**Exercise instructions**
[a] From the AB 144 analysis, copy the part that opens with the words containing "Finally, shifting fee‑setting" and closes with "for some changes.".
[b] According to the AB 144 analysis, how many business days do some provisions give payers to incorporate DPH modifications?
[c] For each statement, say whether it agrees with the AB 144 analysis, and quote the words that decide it. (i) DPH's published lists are exempt from ordinary APA rulemaking. (ii) The Abortion Access Fund is subject to public records disclosure. (iii) Fee-setting authority for clinical laboratory programs shifts to departmental cost recovery.

**Passage shown**
● ● ●
AB 144 creates significant operational leverage for the State Department of Public Health by making DPH’s published lists the effective trigger for coverage and provider scope decisions and exempting those publications from ordinary APA rulemaking. That expedites response time but reduces the normal public‑input and vetting processes that accompany regulatory changes; stakeholders will need to follow DPH publication activity closely because coverage obligations and provider authority can change on short statutory timelines.
Many insurer and Medi‑Cal changes are explicitly contingent on federal approvals and on state systems being programmed—practical constraints that mean legal obligations on paper may be delayed or conditioned in practice. For payers, the statutory deadlines for incorporating DPH modifications (15 business days in some provisions) and the ban on cost sharing create immediate operational pressure to update systems and payment rules rapidly.
The Abortion Access Fund aims to create a continuous funding source for abortion services, but the statutory exemptions from public records disclosure and procurement law reduce transparency and oversight; that tradeoff prioritizes confidentiality for patients and providers but raises governance questions about contracting and fiscal accountability. The bill’s Medi‑Cal immigration provisions balance expanded coverage for younger cohorts and certain exempted groups against premium and benefit limitations for others—decisions that will create administrability and equity questions, such as how to enroll, track exemptions, collect and enforce a $30 monthly premium, and manage reinstatements after premium lapses.
Finally, shifting fee‑setting authority for clinical laboratory programs to departmental cost recovery can create unpredictable fee volatility for labs and tissue banks—and puts pressure on DPH to publicly justify fee increases while simultaneously being exempt from standard regulatory notice requirements for some changes.
● ● ●
**Dataset**
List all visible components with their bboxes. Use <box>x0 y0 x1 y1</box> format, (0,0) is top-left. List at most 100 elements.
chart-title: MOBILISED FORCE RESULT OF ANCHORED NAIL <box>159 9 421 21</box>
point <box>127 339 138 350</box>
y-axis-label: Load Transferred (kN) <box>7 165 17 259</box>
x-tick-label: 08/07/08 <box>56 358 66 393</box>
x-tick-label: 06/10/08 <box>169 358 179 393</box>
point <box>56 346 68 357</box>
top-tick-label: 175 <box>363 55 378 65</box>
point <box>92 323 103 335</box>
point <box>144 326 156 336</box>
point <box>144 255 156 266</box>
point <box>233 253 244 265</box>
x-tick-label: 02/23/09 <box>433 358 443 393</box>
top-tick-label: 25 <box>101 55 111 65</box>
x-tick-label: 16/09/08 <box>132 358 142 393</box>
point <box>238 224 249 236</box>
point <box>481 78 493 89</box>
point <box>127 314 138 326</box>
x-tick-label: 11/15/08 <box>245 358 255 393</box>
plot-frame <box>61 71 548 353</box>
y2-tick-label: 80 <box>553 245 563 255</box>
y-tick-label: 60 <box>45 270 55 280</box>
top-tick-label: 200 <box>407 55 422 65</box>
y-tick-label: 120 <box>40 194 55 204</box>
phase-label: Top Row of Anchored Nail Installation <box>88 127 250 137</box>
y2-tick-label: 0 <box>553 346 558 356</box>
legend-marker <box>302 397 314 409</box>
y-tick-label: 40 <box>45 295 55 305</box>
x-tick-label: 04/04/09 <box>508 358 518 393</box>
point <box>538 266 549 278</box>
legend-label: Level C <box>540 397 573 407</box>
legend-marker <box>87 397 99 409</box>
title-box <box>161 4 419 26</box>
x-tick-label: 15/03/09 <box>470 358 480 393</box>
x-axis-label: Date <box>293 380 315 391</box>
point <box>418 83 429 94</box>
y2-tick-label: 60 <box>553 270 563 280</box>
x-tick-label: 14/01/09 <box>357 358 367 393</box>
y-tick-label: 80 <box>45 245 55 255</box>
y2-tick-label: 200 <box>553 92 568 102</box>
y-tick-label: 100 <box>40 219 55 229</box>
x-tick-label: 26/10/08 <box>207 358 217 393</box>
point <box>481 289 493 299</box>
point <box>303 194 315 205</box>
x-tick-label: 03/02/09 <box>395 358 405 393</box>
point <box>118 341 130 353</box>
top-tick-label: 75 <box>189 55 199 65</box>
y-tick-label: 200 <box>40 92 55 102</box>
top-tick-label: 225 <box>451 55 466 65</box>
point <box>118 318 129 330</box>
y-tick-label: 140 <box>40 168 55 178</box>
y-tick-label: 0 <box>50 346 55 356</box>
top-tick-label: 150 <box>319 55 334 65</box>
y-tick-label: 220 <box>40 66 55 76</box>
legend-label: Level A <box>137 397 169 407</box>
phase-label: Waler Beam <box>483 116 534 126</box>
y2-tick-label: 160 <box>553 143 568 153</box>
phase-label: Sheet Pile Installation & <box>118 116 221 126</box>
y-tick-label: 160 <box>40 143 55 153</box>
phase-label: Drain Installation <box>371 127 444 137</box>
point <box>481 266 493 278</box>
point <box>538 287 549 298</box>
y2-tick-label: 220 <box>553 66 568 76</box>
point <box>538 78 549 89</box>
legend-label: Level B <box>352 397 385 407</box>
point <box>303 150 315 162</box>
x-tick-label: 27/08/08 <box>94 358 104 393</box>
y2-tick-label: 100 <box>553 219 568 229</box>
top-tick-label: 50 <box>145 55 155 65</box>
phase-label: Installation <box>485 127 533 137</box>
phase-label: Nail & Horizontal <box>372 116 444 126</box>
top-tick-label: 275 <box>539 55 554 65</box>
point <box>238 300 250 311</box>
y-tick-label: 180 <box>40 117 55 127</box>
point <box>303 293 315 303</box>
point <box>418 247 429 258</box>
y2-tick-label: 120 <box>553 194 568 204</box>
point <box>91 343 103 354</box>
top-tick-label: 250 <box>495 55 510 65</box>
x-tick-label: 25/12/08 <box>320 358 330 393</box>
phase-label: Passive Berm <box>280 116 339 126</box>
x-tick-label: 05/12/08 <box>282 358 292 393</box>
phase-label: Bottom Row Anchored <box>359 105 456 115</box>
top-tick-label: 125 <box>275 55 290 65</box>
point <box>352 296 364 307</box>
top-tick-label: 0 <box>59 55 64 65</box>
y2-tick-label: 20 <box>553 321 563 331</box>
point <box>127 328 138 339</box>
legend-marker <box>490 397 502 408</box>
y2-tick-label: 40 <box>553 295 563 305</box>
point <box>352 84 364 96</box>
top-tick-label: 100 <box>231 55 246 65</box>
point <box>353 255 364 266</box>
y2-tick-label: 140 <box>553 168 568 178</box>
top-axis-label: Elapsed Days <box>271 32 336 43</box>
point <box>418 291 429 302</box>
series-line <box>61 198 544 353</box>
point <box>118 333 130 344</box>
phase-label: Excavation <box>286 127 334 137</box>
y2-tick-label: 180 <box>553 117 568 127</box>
● ● ●
**Numbered answers**
[a]
Finally, shifting fee‑setting authority for clinical laboratory programs to departmental cost recovery can create unpredictable fee volatility for labs and tissue banks—and puts pressure on DPH to publicly justify fee increases while simultaneously being exempt from standard regulatory notice requirements for some changes.

[b] 15 business days.

[c]
(i) Yes: "exempting those publications from ordinary APA rulemaking"
(ii) No: "the statutory exemptions from public records disclosure and procurement law reduce transparency and oversight"
(iii) Yes: "shifting fee‑setting authority for clinical laboratory programs to departmental cost recovery"